[Stored entries]
⁂

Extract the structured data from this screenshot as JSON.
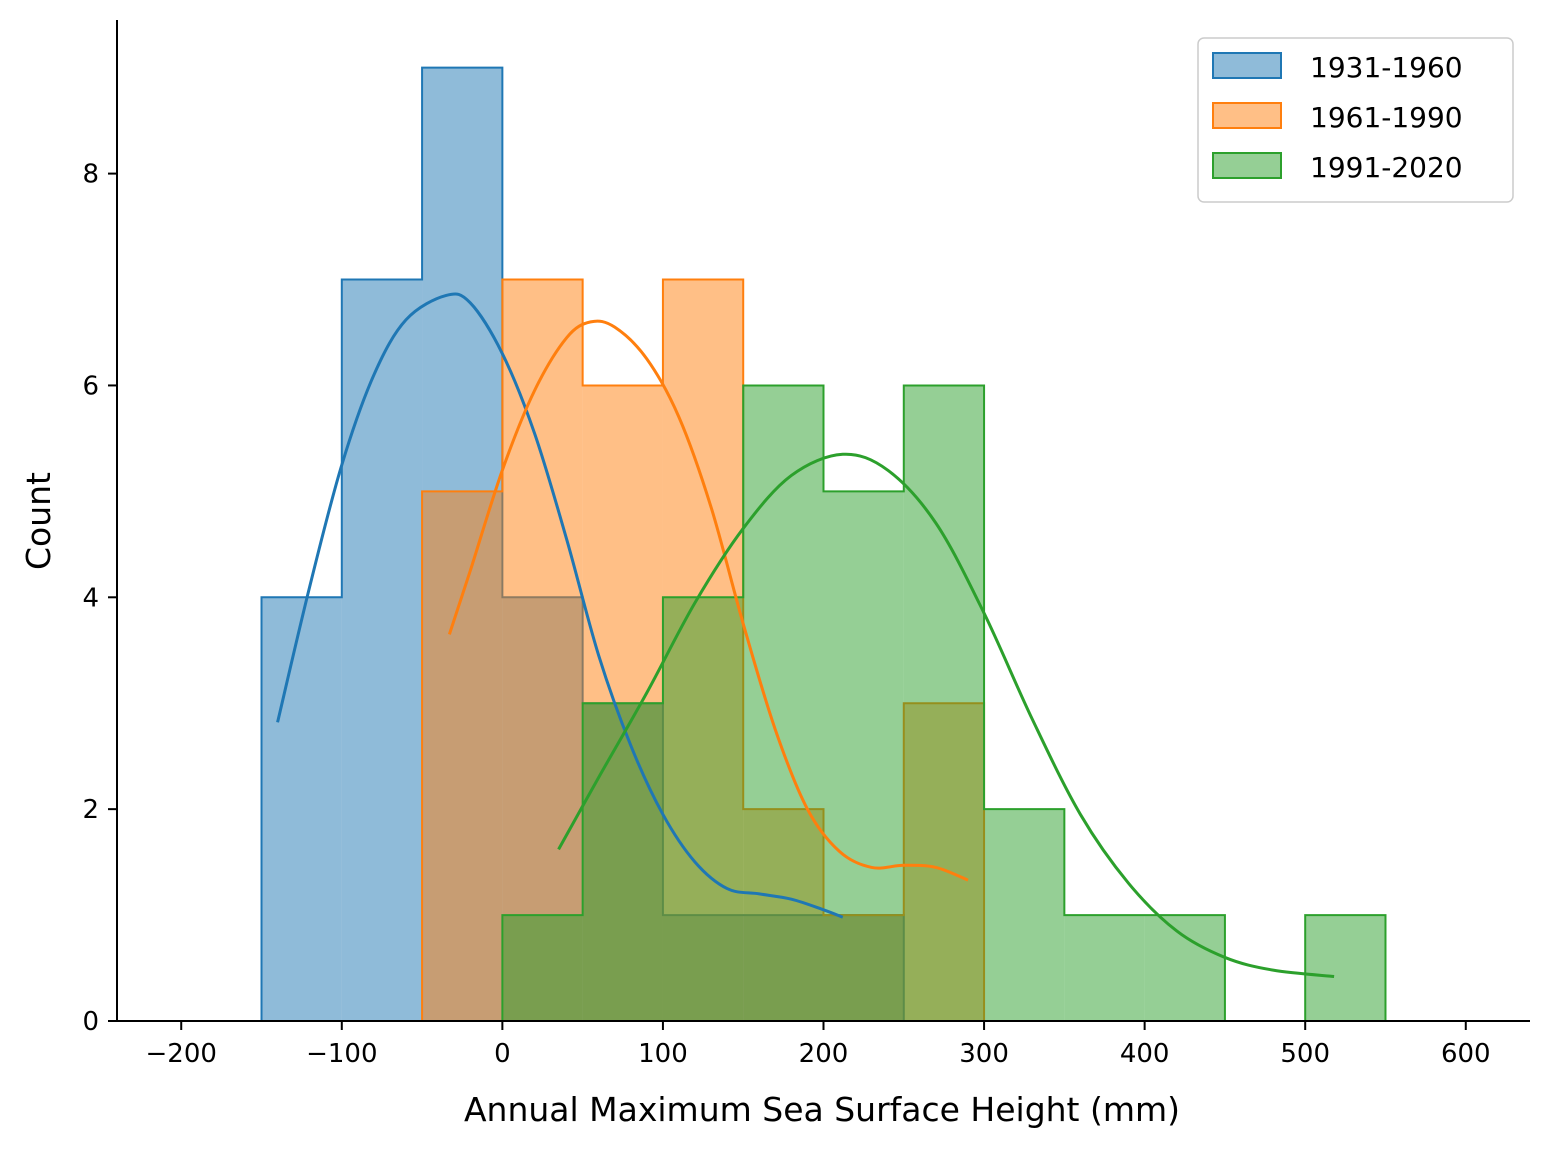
{
  "chart_data": {
    "type": "histogram",
    "xlabel": "Annual Maximum Sea Surface Height (mm)",
    "ylabel": "Count",
    "xlim": [
      -240,
      640
    ],
    "ylim": [
      0,
      9.45
    ],
    "xticks": [
      -200,
      -100,
      0,
      100,
      200,
      300,
      400,
      500,
      600
    ],
    "xtick_labels": [
      "−200",
      "−100",
      "0",
      "100",
      "200",
      "300",
      "400",
      "500",
      "600"
    ],
    "yticks": [
      0,
      2,
      4,
      6,
      8
    ],
    "ytick_labels": [
      "0",
      "2",
      "4",
      "6",
      "8"
    ],
    "bin_width": 50,
    "legend": {
      "location": "upper right",
      "entries": [
        "1931-1960",
        "1961-1990",
        "1991-2020"
      ]
    },
    "series": [
      {
        "name": "1931-1960",
        "color": "#1f77b4",
        "bins": [
          {
            "start": -150,
            "count": 4
          },
          {
            "start": -100,
            "count": 7
          },
          {
            "start": -50,
            "count": 9
          },
          {
            "start": 0,
            "count": 4
          },
          {
            "start": 50,
            "count": 3
          },
          {
            "start": 100,
            "count": 1
          },
          {
            "start": 150,
            "count": 1
          },
          {
            "start": 200,
            "count": 1
          }
        ],
        "kde": [
          [
            -140,
            2.82
          ],
          [
            -120,
            4.1
          ],
          [
            -100,
            5.25
          ],
          [
            -80,
            6.1
          ],
          [
            -60,
            6.62
          ],
          [
            -35,
            6.85
          ],
          [
            -20,
            6.78
          ],
          [
            0,
            6.3
          ],
          [
            20,
            5.55
          ],
          [
            40,
            4.55
          ],
          [
            60,
            3.45
          ],
          [
            80,
            2.6
          ],
          [
            100,
            1.95
          ],
          [
            120,
            1.5
          ],
          [
            140,
            1.25
          ],
          [
            160,
            1.2
          ],
          [
            180,
            1.15
          ],
          [
            200,
            1.05
          ],
          [
            212,
            0.98
          ]
        ]
      },
      {
        "name": "1961-1990",
        "color": "#ff7f0e",
        "bins": [
          {
            "start": -50,
            "count": 5
          },
          {
            "start": 0,
            "count": 7
          },
          {
            "start": 50,
            "count": 6
          },
          {
            "start": 100,
            "count": 7
          },
          {
            "start": 150,
            "count": 2
          },
          {
            "start": 200,
            "count": 1
          },
          {
            "start": 250,
            "count": 3
          }
        ],
        "kde": [
          [
            -33,
            3.65
          ],
          [
            -20,
            4.25
          ],
          [
            0,
            5.2
          ],
          [
            20,
            5.95
          ],
          [
            40,
            6.45
          ],
          [
            55,
            6.6
          ],
          [
            70,
            6.55
          ],
          [
            90,
            6.25
          ],
          [
            110,
            5.7
          ],
          [
            130,
            4.85
          ],
          [
            150,
            3.75
          ],
          [
            170,
            2.75
          ],
          [
            190,
            2.0
          ],
          [
            210,
            1.6
          ],
          [
            230,
            1.45
          ],
          [
            250,
            1.47
          ],
          [
            270,
            1.45
          ],
          [
            290,
            1.33
          ]
        ]
      },
      {
        "name": "1991-2020",
        "color": "#2ca02c",
        "bins": [
          {
            "start": 0,
            "count": 1
          },
          {
            "start": 50,
            "count": 3
          },
          {
            "start": 100,
            "count": 4
          },
          {
            "start": 150,
            "count": 6
          },
          {
            "start": 200,
            "count": 5
          },
          {
            "start": 250,
            "count": 6
          },
          {
            "start": 300,
            "count": 2
          },
          {
            "start": 350,
            "count": 1
          },
          {
            "start": 400,
            "count": 1
          },
          {
            "start": 450,
            "count": 0
          },
          {
            "start": 500,
            "count": 1
          }
        ],
        "kde": [
          [
            35,
            1.62
          ],
          [
            60,
            2.3
          ],
          [
            90,
            3.1
          ],
          [
            120,
            3.95
          ],
          [
            150,
            4.65
          ],
          [
            180,
            5.15
          ],
          [
            212,
            5.35
          ],
          [
            240,
            5.2
          ],
          [
            270,
            4.7
          ],
          [
            300,
            3.85
          ],
          [
            330,
            2.85
          ],
          [
            360,
            1.95
          ],
          [
            390,
            1.3
          ],
          [
            420,
            0.85
          ],
          [
            450,
            0.6
          ],
          [
            480,
            0.48
          ],
          [
            518,
            0.42
          ]
        ]
      }
    ]
  }
}
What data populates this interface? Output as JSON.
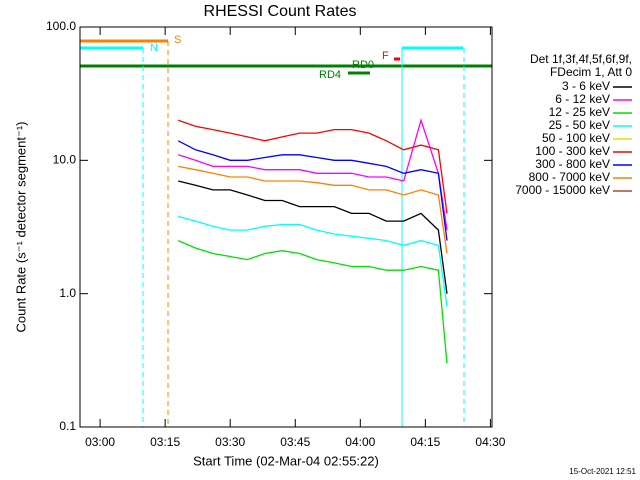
{
  "chart_data": {
    "type": "line",
    "title": "RHESSI Count Rates",
    "x_label": "Start Time (02-Mar-04 02:55:22)",
    "y_label": "Count Rate (s⁻¹ detector segment⁻¹)",
    "log_y": true,
    "xlim": [
      "02:55:22",
      "04:30:22"
    ],
    "xticks": [
      "03:00",
      "03:15",
      "03:30",
      "03:45",
      "04:00",
      "04:15",
      "04:30"
    ],
    "ylim": [
      0.1,
      100
    ],
    "yticks": [
      {
        "value": 100,
        "label": "100.0"
      },
      {
        "value": 10,
        "label": "10.0"
      },
      {
        "value": 1,
        "label": "1.0"
      },
      {
        "value": 0.1,
        "label": "0.1"
      }
    ],
    "x": [
      "03:18",
      "03:22",
      "03:26",
      "03:30",
      "03:34",
      "03:38",
      "03:42",
      "03:46",
      "03:50",
      "03:54",
      "03:58",
      "04:02",
      "04:06",
      "04:10",
      "04:14",
      "04:18",
      "04:20"
    ],
    "legend_header": [
      "Det 1f,3f,4f,5f,6f,9f,",
      "FDecim 1, Att 0"
    ],
    "series": [
      {
        "name": "3 - 6 keV",
        "color": "#000000",
        "values": [
          7,
          6.5,
          6,
          6,
          5.5,
          5,
          5,
          4.5,
          4.5,
          4.5,
          4,
          4,
          3.5,
          3.5,
          4,
          3,
          1
        ]
      },
      {
        "name": "6 - 12 keV",
        "color": "#ff00ff",
        "values": [
          11,
          10,
          9,
          9,
          9,
          8.5,
          8.5,
          8.5,
          8,
          8,
          8,
          7.5,
          7.5,
          7,
          20,
          8,
          3
        ]
      },
      {
        "name": "12 - 25 keV",
        "color": "#00e000",
        "values": [
          2.5,
          2.2,
          2,
          1.9,
          1.8,
          2,
          2.1,
          2,
          1.8,
          1.7,
          1.6,
          1.6,
          1.5,
          1.5,
          1.6,
          1.5,
          0.3
        ]
      },
      {
        "name": "25 - 50 keV",
        "color": "#00ffff",
        "values": [
          3.8,
          3.5,
          3.2,
          3,
          3,
          3.2,
          3.3,
          3.3,
          3,
          2.8,
          2.7,
          2.6,
          2.5,
          2.3,
          2.5,
          2.3,
          0.8
        ]
      },
      {
        "name": "50 - 100 keV",
        "color": "#e0e000",
        "values": [
          null,
          null,
          null,
          null,
          null,
          null,
          null,
          null,
          null,
          null,
          null,
          null,
          null,
          null,
          null,
          null,
          null
        ]
      },
      {
        "name": "100 - 300 keV",
        "color": "#ff0000",
        "values": [
          20,
          18,
          17,
          16,
          15,
          14,
          15,
          16,
          16,
          17,
          17,
          16,
          14,
          12,
          13,
          12,
          4
        ]
      },
      {
        "name": "300 - 800 keV",
        "color": "#0000ff",
        "values": [
          14,
          12,
          11,
          10,
          10,
          10.5,
          11,
          11,
          10.5,
          10,
          10,
          9.5,
          9,
          8,
          8.5,
          8,
          2.5
        ]
      },
      {
        "name": "800 - 7000 keV",
        "color": "#ff8000",
        "values": [
          9,
          8.5,
          8,
          7.5,
          7.5,
          7,
          7,
          7,
          6.8,
          6.5,
          6.5,
          6,
          6,
          5.5,
          6,
          5.5,
          2
        ]
      },
      {
        "name": "7000 - 15000 keV",
        "color": "#a0522d",
        "values": [
          null,
          null,
          null,
          null,
          null,
          null,
          null,
          null,
          null,
          null,
          null,
          null,
          null,
          null,
          null,
          null,
          null
        ]
      }
    ],
    "annotations": [
      "S",
      "N",
      "RD0",
      "RD4",
      "F"
    ],
    "footer": "15-Oct-2021 12:51"
  }
}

⁂

TASK GOAL » Pick out every line with the string "JSON" and copy it.

TASK SOLUTION »
Extract the structured data from this screenshot as JSON.
What data populates this interface? Output as JSON.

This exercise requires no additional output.